* begin Dataset entries *

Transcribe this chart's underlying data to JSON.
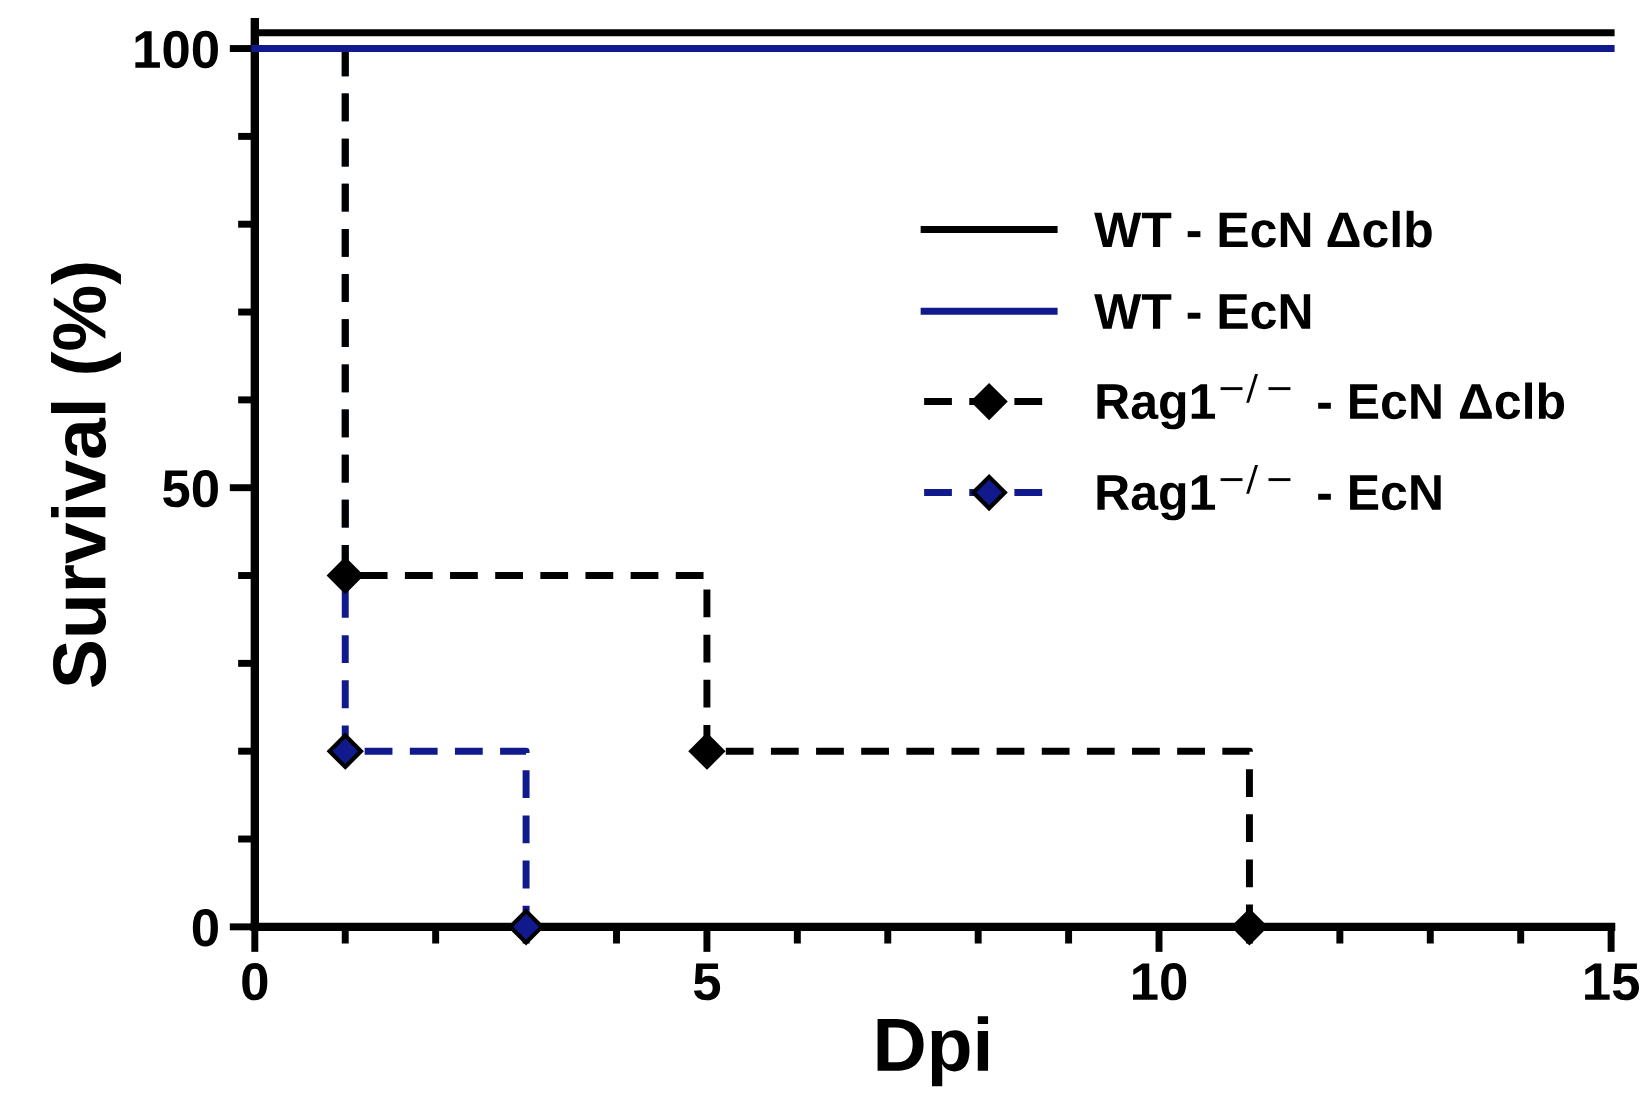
{
  "chart_data": {
    "type": "step",
    "xlabel": "Dpi",
    "ylabel": "Survival (%)",
    "xlim": [
      0,
      15
    ],
    "ylim": [
      0,
      103
    ],
    "xticks": [
      0,
      {
        "value": 1,
        "label": null
      },
      {
        "value": 2,
        "label": null
      },
      {
        "value": 3,
        "label": null
      },
      {
        "value": 4,
        "label": null
      },
      5,
      {
        "value": 6,
        "label": null
      },
      {
        "value": 7,
        "label": null
      },
      {
        "value": 8,
        "label": null
      },
      {
        "value": 9,
        "label": null
      },
      10,
      {
        "value": 11,
        "label": null
      },
      {
        "value": 12,
        "label": null
      },
      {
        "value": 13,
        "label": null
      },
      {
        "value": 14,
        "label": null
      },
      15
    ],
    "yticks": [
      0,
      {
        "value": 10,
        "label": null
      },
      {
        "value": 20,
        "label": null
      },
      {
        "value": 30,
        "label": null
      },
      {
        "value": 40,
        "label": null
      },
      50,
      {
        "value": 60,
        "label": null
      },
      {
        "value": 70,
        "label": null
      },
      {
        "value": 80,
        "label": null
      },
      {
        "value": 90,
        "label": null
      },
      100
    ],
    "grid": false,
    "legend": "right",
    "series": [
      {
        "name": "WT - EcN Δclb",
        "color": "#000000",
        "x": [
          0,
          15
        ],
        "values": [
          101.8,
          101.8
        ],
        "line_style": "solid",
        "marker": "none"
      },
      {
        "name": "WT - EcN",
        "color": "#101a8c",
        "x": [
          0,
          15
        ],
        "values": [
          100,
          100
        ],
        "line_style": "solid",
        "marker": "none"
      },
      {
        "name": "Rag1$^{−/−}$ - EcN Δclb",
        "color": "#000000",
        "x": [
          0,
          1,
          5,
          11
        ],
        "values": [
          100,
          40,
          20,
          0
        ],
        "line_style": "dashed",
        "marker": "diamond"
      },
      {
        "name": "Rag1$^{−/−}$ - EcN",
        "color": "#101a8c",
        "x": [
          0,
          1,
          3
        ],
        "values": [
          100,
          20,
          0
        ],
        "line_style": "dashed",
        "marker": "diamond"
      }
    ]
  }
}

* end Dataset entries *

Give the count of lines in the listing above that include "name", with no other words.

4